> [Task brief]
Copy all entries without alteration and skip the pictures they hold.

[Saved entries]
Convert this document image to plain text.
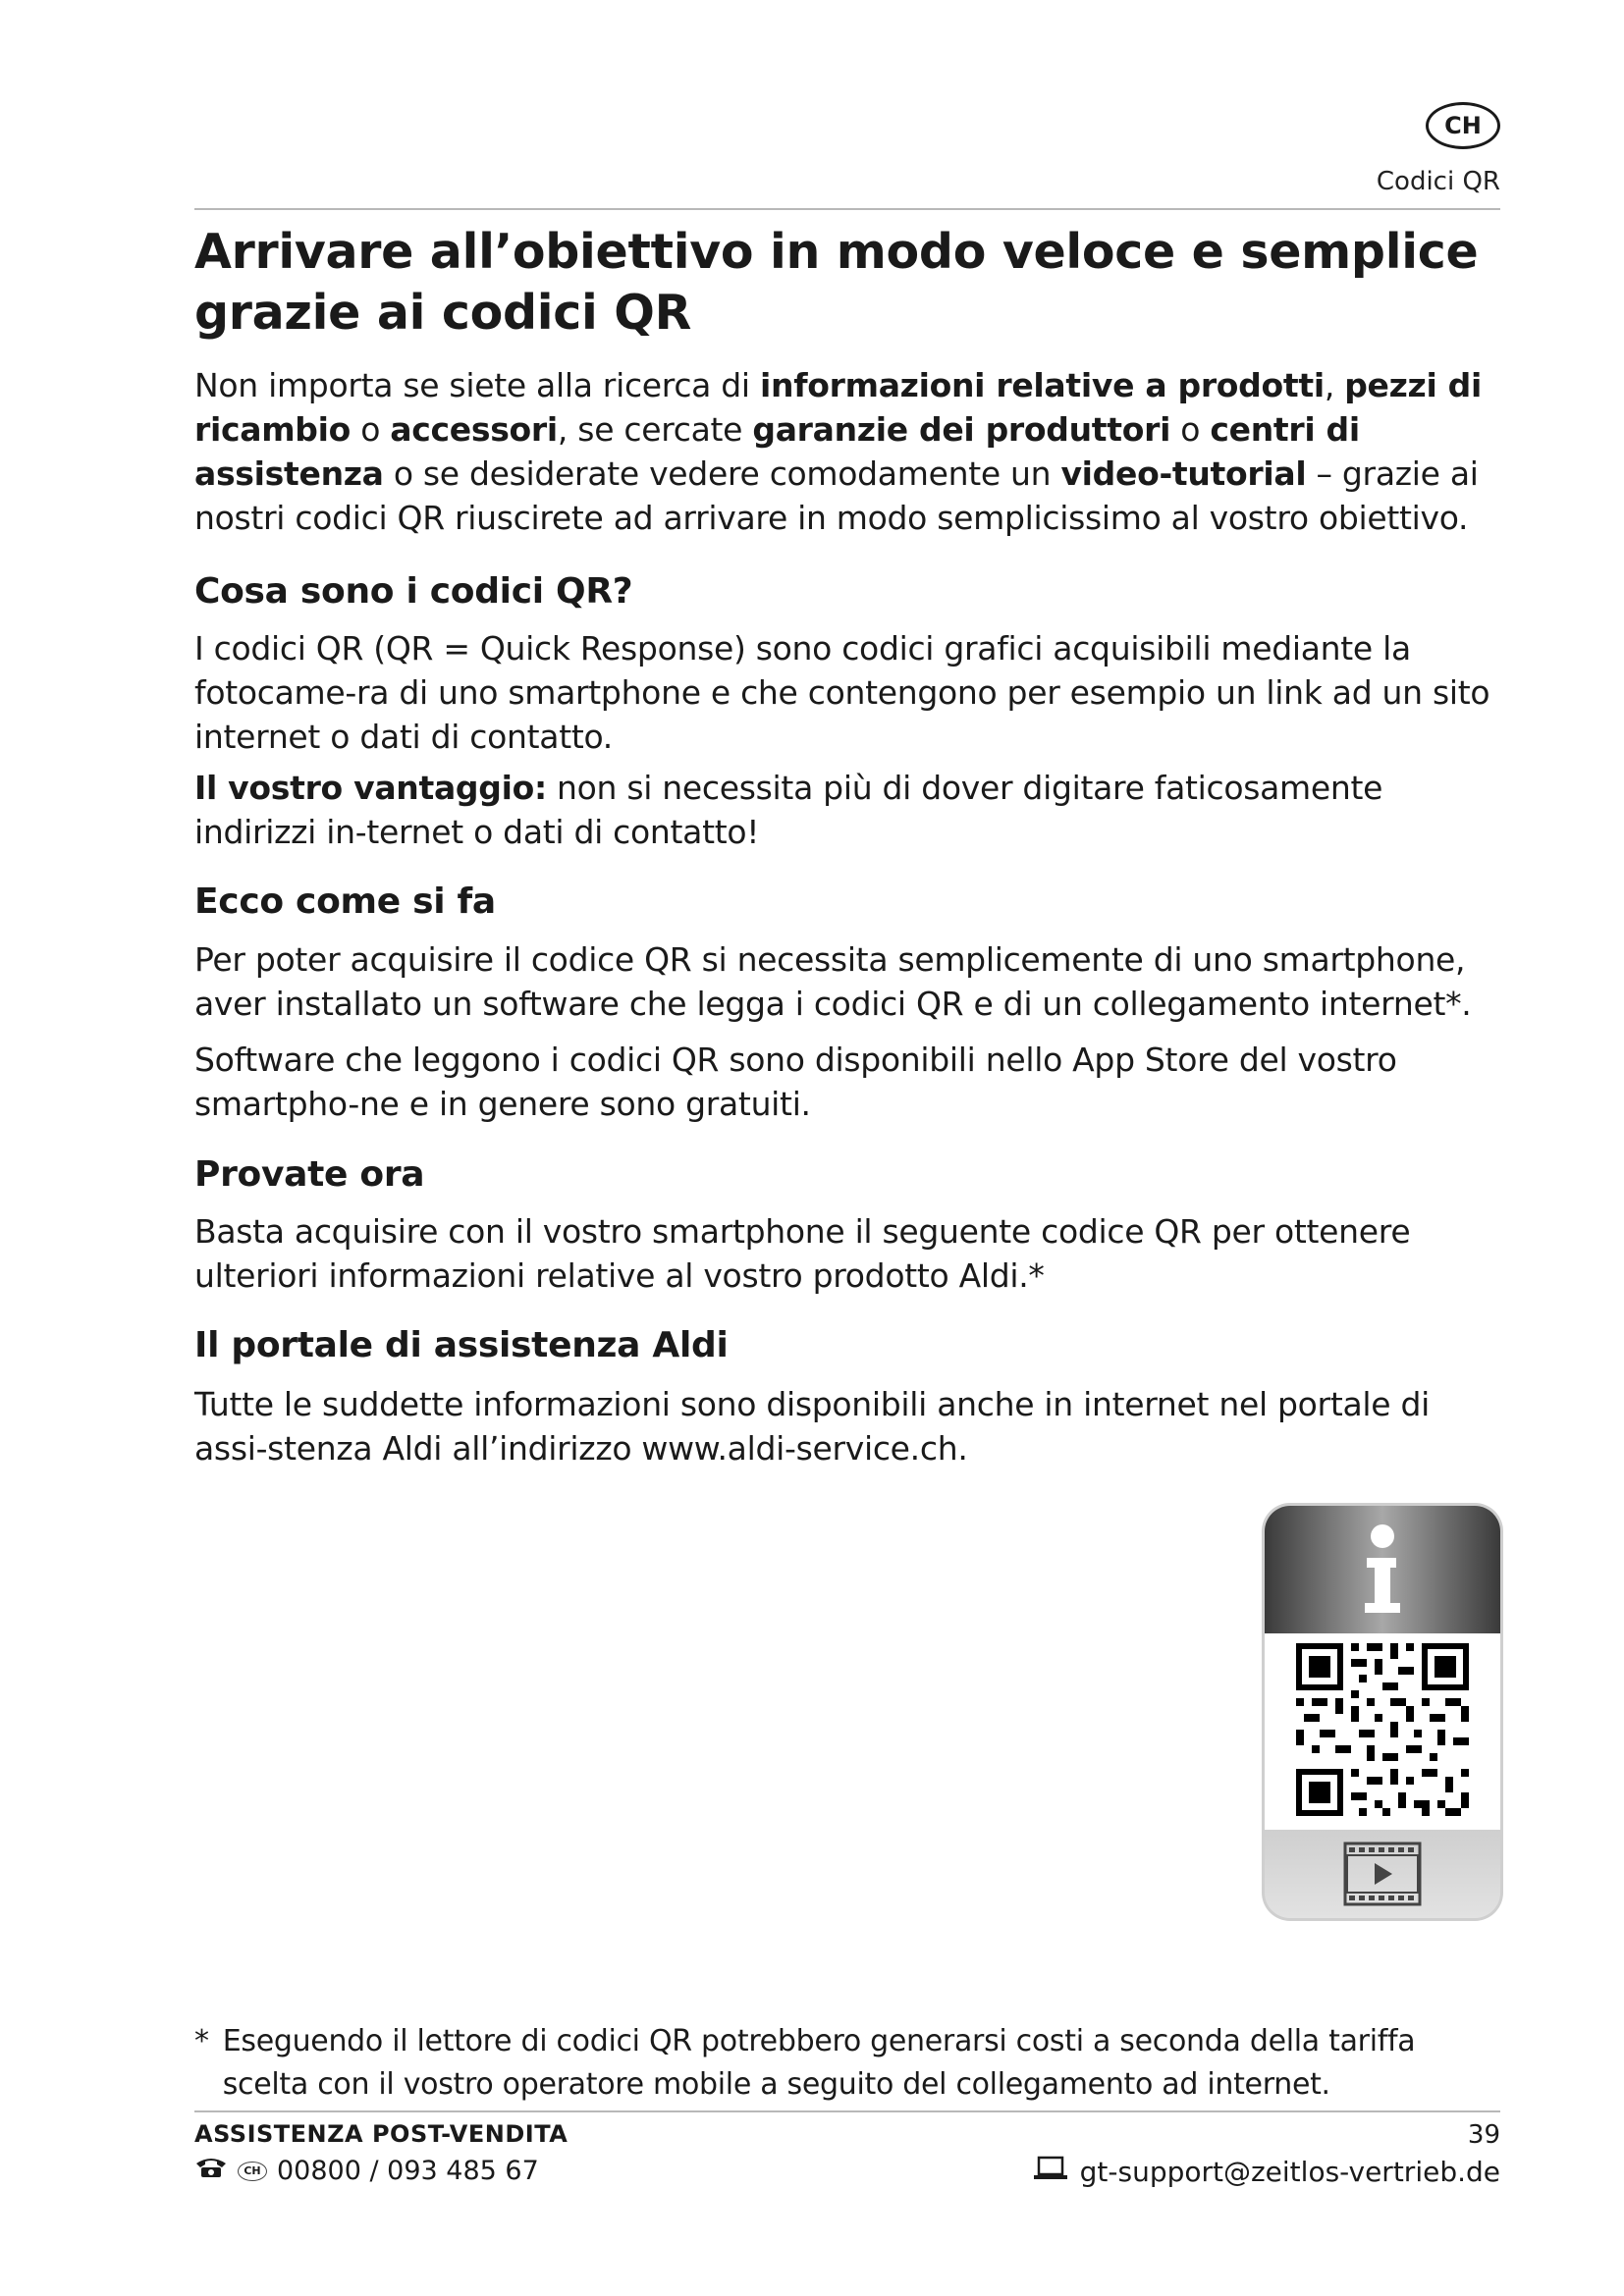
CH
Codici QR
Arrivare all’obiettivo in modo veloce e semplice grazie ai codici QR

Non importa se siete alla ricerca di informazioni relative a prodotti, pezzi di ricambio o accessori, se cercate garanzie dei produttori o centri di assistenza o se desiderate vedere comodamente un video-tutorial – grazie ai nostri codici QR riuscirete ad arrivare in modo semplicissimo al vostro obiettivo.

Cosa sono i codici QR?

I codici QR (QR = Quick Response) sono codici grafici acquisibili mediante la fotocame-ra di uno smartphone e che contengono per esempio un link ad un sito internet o dati di contatto.

Il vostro vantaggio: non si necessita più di dover digitare faticosamente indirizzi in-ternet o dati di contatto!

Ecco come si fa

Per poter acquisire il codice QR si necessita semplicemente di uno smartphone, aver installato un software che legga i codici QR e di un collegamento internet*.

Software che leggono i codici QR sono disponibili nello App Store del vostro smartpho-ne e in genere sono gratuiti.

Provate ora

Basta acquisire con il vostro smartphone il seguente codice QR per ottenere ulteriori informazioni relative al vostro prodotto Aldi.*

Il portale di assistenza Aldi

Tutte le suddette informazioni sono disponibili anche in internet nel portale di assi-stenza Aldi all’indirizzo www.aldi-service.ch.

* Eseguendo il lettore di codici QR potrebbero generarsi costi a seconda della tariffa scelta con il vostro operatore mobile a seguito del collegamento ad internet.
ASSISTENZA POST-VENDITA	39
CH 00800 / 093 485 67	gt-support@zeitlos-vertrieb.de
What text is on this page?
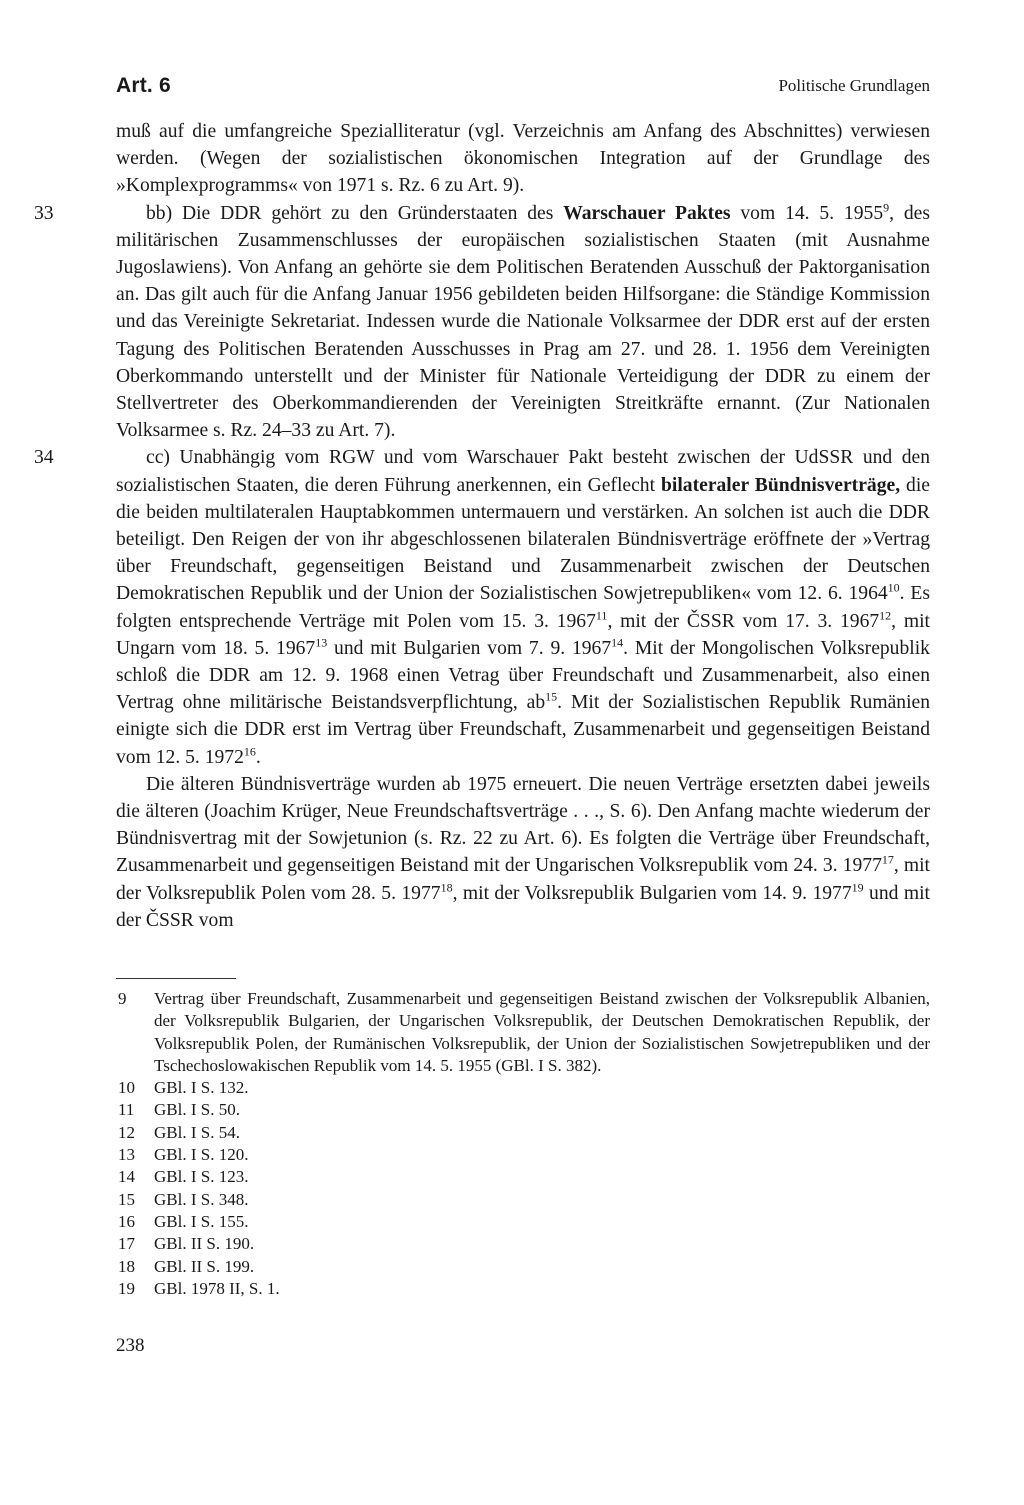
Art. 6	Politische Grundlagen

muß auf die umfangreiche Spezialliteratur (vgl. Verzeichnis am Anfang des Abschnittes) verwiesen werden. (Wegen der sozialistischen ökonomischen Integration auf der Grundlage des »Komplexprogramms« von 1971 s. Rz. 6 zu Art. 9).

33	bb) Die DDR gehört zu den Gründerstaaten des Warschauer Paktes vom 14. 5. 1955$^9$, des militärischen Zusammenschlusses der europäischen sozialistischen Staaten (mit Ausnahme Jugoslawiens). Von Anfang an gehörte sie dem Politischen Beratenden Ausschuß der Paktorganisation an. Das gilt auch für die Anfang Januar 1956 gebildeten beiden Hilfsorgane: die Ständige Kommission und das Vereinigte Sekretariat. Indessen wurde die Nationale Volksarmee der DDR erst auf der ersten Tagung des Politischen Beratenden Ausschusses in Prag am 27. und 28. 1. 1956 dem Vereinigten Oberkommando unterstellt und der Minister für Nationale Verteidigung der DDR zu einem der Stellvertreter des Oberkommandierenden der Vereinigten Streitkräfte ernannt. (Zur Nationalen Volksarmee s. Rz. 24–33 zu Art. 7).

34	cc) Unabhängig vom RGW und vom Warschauer Pakt besteht zwischen der UdSSR und den sozialistischen Staaten, die deren Führung anerkennen, ein Geflecht bilateraler Bündnisverträge, die die beiden multilateralen Hauptabkommen untermauern und verstärken. An solchen ist auch die DDR beteiligt. Den Reigen der von ihr abgeschlossenen bilateralen Bündnisverträge eröffnete der »Vertrag über Freundschaft, gegenseitigen Beistand und Zusammenarbeit zwischen der Deutschen Demokratischen Republik und der Union der Sozialistischen Sowjetrepubliken« vom 12. 6. 1964$^{10}$. Es folgten entsprechende Verträge mit Polen vom 15. 3. 1967$^{11}$, mit der ČSSR vom 17. 3. 1967$^{12}$, mit Ungarn vom 18. 5. 1967$^{13}$ und mit Bulgarien vom 7. 9. 1967$^{14}$. Mit der Mongolischen Volksrepublik schloß die DDR am 12. 9. 1968 einen Vetrag über Freundschaft und Zusammenarbeit, also einen Vertrag ohne militärische Beistandsverpflichtung, $ab^{15}$. Mit der Sozialistischen Republik Rumänien einigte sich die DDR erst im Vertrag über Freundschaft, Zusammenarbeit und gegenseitigen Beistand vom 12. 5. 1972$^{16}$.

Die älteren Bündnisverträge wurden ab 1975 erneuert. Die neuen Verträge ersetzten dabei jeweils die älteren (Joachim Krüger, Neue Freundschaftsverträge . . ., S. 6). Den Anfang machte wiederum der Bündnisvertrag mit der Sowjetunion (s. Rz. 22 zu Art. 6). Es folgten die Verträge über Freundschaft, Zusammenarbeit und gegenseitigen Beistand mit der Ungarischen Volksrepublik vom 24. 3. 1977$^{17}$, mit der Volksrepublik Polen vom 28. 5. 1977$^{18}$, mit der Volksrepublik Bulgarien vom 14. 9. 1977$^{19}$ und mit der ČSSR vom

9 Vertrag über Freundschaft, Zusammenarbeit und gegenseitigen Beistand zwischen der Volksrepublik Albanien, der Volksrepublik Bulgarien, der Ungarischen Volksrepublik, der Deutschen Demokratischen Republik, der Volksrepublik Polen, der Rumänischen Volksrepublik, der Union der Sozialistischen Sowjetrepubliken und der Tschechoslowakischen Republik vom 14. 5. 1955 (GBl. I S. 382).
10 GBl. I S. 132.
11 GBl. I S. 50.
12 GBl. I S. 54.
13 GBl. I S. 120.
14 GBl. I S. 123.
15 GBl. I S. 348.
16 GBl. I S. 155.
17 GBl. II S. 190.
18 GBl. II S. 199.
19 GBl. 1978 II, S. 1.
238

> [Exercise output]
Convert this document image to plain text.
CH
Codici QR
Arrivare all’obiettivo in modo veloce e semplice grazie ai codici QR

Non importa se siete alla ricerca di informazioni relative a prodotti, pezzi di ricambio o accessori, se cercate garanzie dei produttori o centri di assistenza o se desiderate vedere comodamente un video-tutorial – grazie ai nostri codici QR riuscirete ad arrivare in modo semplicissimo al vostro obiettivo.

Cosa sono i codici QR?

I codici QR (QR = Quick Response) sono codici grafici acquisibili mediante la fotocame-ra di uno smartphone e che contengono per esempio un link ad un sito internet o dati di contatto.

Il vostro vantaggio: non si necessita più di dover digitare faticosamente indirizzi in-ternet o dati di contatto!

Ecco come si fa

Per poter acquisire il codice QR si necessita semplicemente di uno smartphone, aver installato un software che legga i codici QR e di un collegamento internet*.

Software che leggono i codici QR sono disponibili nello App Store del vostro smartpho-ne e in genere sono gratuiti.

Provate ora

Basta acquisire con il vostro smartphone il seguente codice QR per ottenere ulteriori informazioni relative al vostro prodotto Aldi.*

Il portale di assistenza Aldi

Tutte le suddette informazioni sono disponibili anche in internet nel portale di assi-stenza Aldi all’indirizzo www.aldi-service.ch.

* Eseguendo il lettore di codici QR potrebbero generarsi costi a seconda della tariffa scelta con il vostro operatore mobile a seguito del collegamento ad internet.
ASSISTENZA POST-VENDITA	39
CH 00800 / 093 485 67	gt-support@zeitlos-vertrieb.de
What text is on this page?
Art. 6	Politische Grundlagen

muß auf die umfangreiche Spezialliteratur (vgl. Verzeichnis am Anfang des Abschnittes) verwiesen werden. (Wegen der sozialistischen ökonomischen Integration auf der Grundlage des »Komplexprogramms« von 1971 s. Rz. 6 zu Art. 9).

33	bb) Die DDR gehört zu den Gründerstaaten des Warschauer Paktes vom 14. 5. 1955$^9$, des militärischen Zusammenschlusses der europäischen sozialistischen Staaten (mit Ausnahme Jugoslawiens). Von Anfang an gehörte sie dem Politischen Beratenden Ausschuß der Paktorganisation an. Das gilt auch für die Anfang Januar 1956 gebildeten beiden Hilfsorgane: die Ständige Kommission und das Vereinigte Sekretariat. Indessen wurde die Nationale Volksarmee der DDR erst auf der ersten Tagung des Politischen Beratenden Ausschusses in Prag am 27. und 28. 1. 1956 dem Vereinigten Oberkommando unterstellt und der Minister für Nationale Verteidigung der DDR zu einem der Stellvertreter des Oberkommandierenden der Vereinigten Streitkräfte ernannt. (Zur Nationalen Volksarmee s. Rz. 24–33 zu Art. 7).

34	cc) Unabhängig vom RGW und vom Warschauer Pakt besteht zwischen der UdSSR und den sozialistischen Staaten, die deren Führung anerkennen, ein Geflecht bilateraler Bündnisverträge, die die beiden multilateralen Hauptabkommen untermauern und verstärken. An solchen ist auch die DDR beteiligt. Den Reigen der von ihr abgeschlossenen bilateralen Bündnisverträge eröffnete der »Vertrag über Freundschaft, gegenseitigen Beistand und Zusammenarbeit zwischen der Deutschen Demokratischen Republik und der Union der Sozialistischen Sowjetrepubliken« vom 12. 6. 1964$^{10}$. Es folgten entsprechende Verträge mit Polen vom 15. 3. 1967$^{11}$, mit der ČSSR vom 17. 3. 1967$^{12}$, mit Ungarn vom 18. 5. 1967$^{13}$ und mit Bulgarien vom 7. 9. 1967$^{14}$. Mit der Mongolischen Volksrepublik schloß die DDR am 12. 9. 1968 einen Vetrag über Freundschaft und Zusammenarbeit, also einen Vertrag ohne militärische Beistandsverpflichtung, $ab^{15}$. Mit der Sozialistischen Republik Rumänien einigte sich die DDR erst im Vertrag über Freundschaft, Zusammenarbeit und gegenseitigen Beistand vom 12. 5. 1972$^{16}$.

Die älteren Bündnisverträge wurden ab 1975 erneuert. Die neuen Verträge ersetzten dabei jeweils die älteren (Joachim Krüger, Neue Freundschaftsverträge . . ., S. 6). Den Anfang machte wiederum der Bündnisvertrag mit der Sowjetunion (s. Rz. 22 zu Art. 6). Es folgten die Verträge über Freundschaft, Zusammenarbeit und gegenseitigen Beistand mit der Ungarischen Volksrepublik vom 24. 3. 1977$^{17}$, mit der Volksrepublik Polen vom 28. 5. 1977$^{18}$, mit der Volksrepublik Bulgarien vom 14. 9. 1977$^{19}$ und mit der ČSSR vom

9 Vertrag über Freundschaft, Zusammenarbeit und gegenseitigen Beistand zwischen der Volksrepublik Albanien, der Volksrepublik Bulgarien, der Ungarischen Volksrepublik, der Deutschen Demokratischen Republik, der Volksrepublik Polen, der Rumänischen Volksrepublik, der Union der Sozialistischen Sowjetrepubliken und der Tschechoslowakischen Republik vom 14. 5. 1955 (GBl. I S. 382).
10 GBl. I S. 132.
11 GBl. I S. 50.
12 GBl. I S. 54.
13 GBl. I S. 120.
14 GBl. I S. 123.
15 GBl. I S. 348.
16 GBl. I S. 155.
17 GBl. II S. 190.
18 GBl. II S. 199.
19 GBl. 1978 II, S. 1.
238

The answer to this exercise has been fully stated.